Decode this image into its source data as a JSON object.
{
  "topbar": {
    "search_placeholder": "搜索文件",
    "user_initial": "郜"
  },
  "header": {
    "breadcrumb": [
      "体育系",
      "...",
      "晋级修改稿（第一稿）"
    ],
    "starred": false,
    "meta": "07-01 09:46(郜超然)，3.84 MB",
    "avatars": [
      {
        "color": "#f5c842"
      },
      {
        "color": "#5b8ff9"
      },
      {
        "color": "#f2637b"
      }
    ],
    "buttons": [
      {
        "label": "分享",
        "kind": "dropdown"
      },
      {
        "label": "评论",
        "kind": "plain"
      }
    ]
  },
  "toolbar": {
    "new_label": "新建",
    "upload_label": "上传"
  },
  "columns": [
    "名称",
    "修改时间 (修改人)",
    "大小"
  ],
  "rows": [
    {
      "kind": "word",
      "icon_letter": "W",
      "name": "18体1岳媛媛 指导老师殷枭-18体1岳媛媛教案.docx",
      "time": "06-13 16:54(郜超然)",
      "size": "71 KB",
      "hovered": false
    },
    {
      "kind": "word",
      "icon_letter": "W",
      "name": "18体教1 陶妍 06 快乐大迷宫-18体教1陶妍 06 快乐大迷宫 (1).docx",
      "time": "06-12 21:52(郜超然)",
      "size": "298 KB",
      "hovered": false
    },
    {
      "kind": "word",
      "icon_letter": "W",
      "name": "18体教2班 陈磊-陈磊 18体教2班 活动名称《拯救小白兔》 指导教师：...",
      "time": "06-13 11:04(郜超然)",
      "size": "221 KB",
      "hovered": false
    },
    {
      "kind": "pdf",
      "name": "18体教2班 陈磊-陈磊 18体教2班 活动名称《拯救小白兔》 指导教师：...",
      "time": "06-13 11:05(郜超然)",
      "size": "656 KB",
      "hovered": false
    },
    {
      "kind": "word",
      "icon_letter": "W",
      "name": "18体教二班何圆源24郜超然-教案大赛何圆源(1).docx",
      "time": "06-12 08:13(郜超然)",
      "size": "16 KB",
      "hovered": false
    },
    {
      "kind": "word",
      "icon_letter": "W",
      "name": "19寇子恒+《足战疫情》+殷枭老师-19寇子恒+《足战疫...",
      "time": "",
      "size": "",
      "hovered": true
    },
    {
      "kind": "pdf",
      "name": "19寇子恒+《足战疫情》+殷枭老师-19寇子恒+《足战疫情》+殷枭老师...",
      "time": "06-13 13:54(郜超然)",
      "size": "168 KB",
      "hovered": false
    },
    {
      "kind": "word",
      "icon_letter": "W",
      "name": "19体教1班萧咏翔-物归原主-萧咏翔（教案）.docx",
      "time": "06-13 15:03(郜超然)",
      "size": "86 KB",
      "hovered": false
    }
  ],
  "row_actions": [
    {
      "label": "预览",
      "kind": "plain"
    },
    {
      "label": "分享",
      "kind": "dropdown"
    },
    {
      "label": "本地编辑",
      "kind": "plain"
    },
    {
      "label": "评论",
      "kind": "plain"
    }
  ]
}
------
Gather up, from the records above, each line where the word "color" appears.

* Result for this task
        "color": "#f5c842"
        "color": "#5b8ff9"
        "color": "#f2637b"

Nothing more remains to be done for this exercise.